━━━ Listed entries ━━━

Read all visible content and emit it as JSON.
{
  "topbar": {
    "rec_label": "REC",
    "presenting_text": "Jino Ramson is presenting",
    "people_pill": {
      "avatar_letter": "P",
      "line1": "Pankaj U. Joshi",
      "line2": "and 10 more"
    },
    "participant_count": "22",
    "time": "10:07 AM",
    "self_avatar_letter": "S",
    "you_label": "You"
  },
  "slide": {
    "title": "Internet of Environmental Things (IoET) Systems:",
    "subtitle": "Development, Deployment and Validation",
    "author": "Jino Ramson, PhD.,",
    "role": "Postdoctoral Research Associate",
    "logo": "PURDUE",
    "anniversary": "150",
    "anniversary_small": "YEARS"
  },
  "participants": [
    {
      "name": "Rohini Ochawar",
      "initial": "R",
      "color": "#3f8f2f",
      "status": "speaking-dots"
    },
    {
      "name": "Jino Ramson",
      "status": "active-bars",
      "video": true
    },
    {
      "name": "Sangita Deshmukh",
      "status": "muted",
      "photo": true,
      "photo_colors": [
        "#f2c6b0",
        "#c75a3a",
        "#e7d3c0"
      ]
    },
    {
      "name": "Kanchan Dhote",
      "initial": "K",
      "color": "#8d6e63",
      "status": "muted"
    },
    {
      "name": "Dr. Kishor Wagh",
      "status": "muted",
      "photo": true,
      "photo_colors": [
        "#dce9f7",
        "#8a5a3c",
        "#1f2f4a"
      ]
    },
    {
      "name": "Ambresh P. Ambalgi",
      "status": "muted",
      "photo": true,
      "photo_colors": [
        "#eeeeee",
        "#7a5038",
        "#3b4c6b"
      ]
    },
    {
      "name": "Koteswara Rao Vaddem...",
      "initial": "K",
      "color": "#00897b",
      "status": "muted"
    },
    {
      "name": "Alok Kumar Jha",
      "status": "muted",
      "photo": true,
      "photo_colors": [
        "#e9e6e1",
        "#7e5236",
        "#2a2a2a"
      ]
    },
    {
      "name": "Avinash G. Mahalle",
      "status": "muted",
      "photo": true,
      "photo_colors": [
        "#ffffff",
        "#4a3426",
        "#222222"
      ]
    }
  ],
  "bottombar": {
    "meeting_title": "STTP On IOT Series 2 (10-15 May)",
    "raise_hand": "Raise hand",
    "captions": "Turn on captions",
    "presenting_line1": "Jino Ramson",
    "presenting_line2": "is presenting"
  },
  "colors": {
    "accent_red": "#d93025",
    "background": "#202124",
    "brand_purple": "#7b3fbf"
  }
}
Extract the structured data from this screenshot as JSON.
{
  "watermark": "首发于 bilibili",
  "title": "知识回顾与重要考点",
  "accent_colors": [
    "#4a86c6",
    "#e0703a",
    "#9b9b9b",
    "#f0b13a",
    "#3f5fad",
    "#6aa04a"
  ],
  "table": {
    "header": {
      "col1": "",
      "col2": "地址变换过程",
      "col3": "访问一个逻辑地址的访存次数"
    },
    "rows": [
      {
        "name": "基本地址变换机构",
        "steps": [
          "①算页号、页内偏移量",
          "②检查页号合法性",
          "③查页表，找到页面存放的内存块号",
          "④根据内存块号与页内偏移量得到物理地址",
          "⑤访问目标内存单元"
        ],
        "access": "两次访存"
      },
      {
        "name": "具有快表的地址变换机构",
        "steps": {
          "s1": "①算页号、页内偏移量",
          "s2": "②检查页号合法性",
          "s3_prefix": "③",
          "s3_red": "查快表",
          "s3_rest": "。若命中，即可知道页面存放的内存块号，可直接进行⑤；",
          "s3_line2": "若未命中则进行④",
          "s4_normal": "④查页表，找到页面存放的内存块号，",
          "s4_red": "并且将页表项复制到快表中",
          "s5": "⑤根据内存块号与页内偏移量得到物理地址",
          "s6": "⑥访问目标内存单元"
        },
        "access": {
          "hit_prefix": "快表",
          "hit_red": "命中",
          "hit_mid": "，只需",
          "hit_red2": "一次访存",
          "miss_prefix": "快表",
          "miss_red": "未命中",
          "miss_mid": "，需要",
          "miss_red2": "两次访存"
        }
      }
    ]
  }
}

━━━

Exercise instructions: Retype the entries one by one, exactly.

Reply to the exercise:
Read all visible content and emit it as JSON.
{
  "topbar": {
    "rec_label": "REC",
    "presenting_text": "Jino Ramson is presenting",
    "people_pill": {
      "avatar_letter": "P",
      "line1": "Pankaj U. Joshi",
      "line2": "and 10 more"
    },
    "participant_count": "22",
    "time": "10:07 AM",
    "self_avatar_letter": "S",
    "you_label": "You"
  },
  "slide": {
    "title": "Internet of Environmental Things (IoET) Systems:",
    "subtitle": "Development, Deployment and Validation",
    "author": "Jino Ramson, PhD.,",
    "role": "Postdoctoral Research Associate",
    "logo": "PURDUE",
    "anniversary": "150",
    "anniversary_small": "YEARS"
  },
  "participants": [
    {
      "name": "Rohini Ochawar",
      "initial": "R",
      "color": "#3f8f2f",
      "status": "speaking-dots"
    },
    {
      "name": "Jino Ramson",
      "status": "active-bars",
      "video": true
    },
    {
      "name": "Sangita Deshmukh",
      "status": "muted",
      "photo": true,
      "photo_colors": [
        "#f2c6b0",
        "#c75a3a",
        "#e7d3c0"
      ]
    },
    {
      "name": "Kanchan Dhote",
      "initial": "K",
      "color": "#8d6e63",
      "status": "muted"
    },
    {
      "name": "Dr. Kishor Wagh",
      "status": "muted",
      "photo": true,
      "photo_colors": [
        "#dce9f7",
        "#8a5a3c",
        "#1f2f4a"
      ]
    },
    {
      "name": "Ambresh P. Ambalgi",
      "status": "muted",
      "photo": true,
      "photo_colors": [
        "#eeeeee",
        "#7a5038",
        "#3b4c6b"
      ]
    },
    {
      "name": "Koteswara Rao Vaddem...",
      "initial": "K",
      "color": "#00897b",
      "status": "muted"
    },
    {
      "name": "Alok Kumar Jha",
      "status": "muted",
      "photo": true,
      "photo_colors": [
        "#e9e6e1",
        "#7e5236",
        "#2a2a2a"
      ]
    },
    {
      "name": "Avinash G. Mahalle",
      "status": "muted",
      "photo": true,
      "photo_colors": [
        "#ffffff",
        "#4a3426",
        "#222222"
      ]
    }
  ],
  "bottombar": {
    "meeting_title": "STTP On IOT Series 2 (10-15 May)",
    "raise_hand": "Raise hand",
    "captions": "Turn on captions",
    "presenting_line1": "Jino Ramson",
    "presenting_line2": "is presenting"
  },
  "colors": {
    "accent_red": "#d93025",
    "background": "#202124",
    "brand_purple": "#7b3fbf"
  }
}
Extract the structured data from this screenshot as JSON.
{
  "watermark": "首发于 bilibili",
  "title": "知识回顾与重要考点",
  "accent_colors": [
    "#4a86c6",
    "#e0703a",
    "#9b9b9b",
    "#f0b13a",
    "#3f5fad",
    "#6aa04a"
  ],
  "table": {
    "header": {
      "col1": "",
      "col2": "地址变换过程",
      "col3": "访问一个逻辑地址的访存次数"
    },
    "rows": [
      {
        "name": "基本地址变换机构",
        "steps": [
          "①算页号、页内偏移量",
          "②检查页号合法性",
          "③查页表，找到页面存放的内存块号",
          "④根据内存块号与页内偏移量得到物理地址",
          "⑤访问目标内存单元"
        ],
        "access": "两次访存"
      },
      {
        "name": "具有快表的地址变换机构",
        "steps": {
          "s1": "①算页号、页内偏移量",
          "s2": "②检查页号合法性",
          "s3_prefix": "③",
          "s3_red": "查快表",
          "s3_rest": "。若命中，即可知道页面存放的内存块号，可直接进行⑤；",
          "s3_line2": "若未命中则进行④",
          "s4_normal": "④查页表，找到页面存放的内存块号，",
          "s4_red": "并且将页表项复制到快表中",
          "s5": "⑤根据内存块号与页内偏移量得到物理地址",
          "s6": "⑥访问目标内存单元"
        },
        "access": {
          "hit_prefix": "快表",
          "hit_red": "命中",
          "hit_mid": "，只需",
          "hit_red2": "一次访存",
          "miss_prefix": "快表",
          "miss_red": "未命中",
          "miss_mid": "，需要",
          "miss_red2": "两次访存"
        }
      }
    ]
  }
}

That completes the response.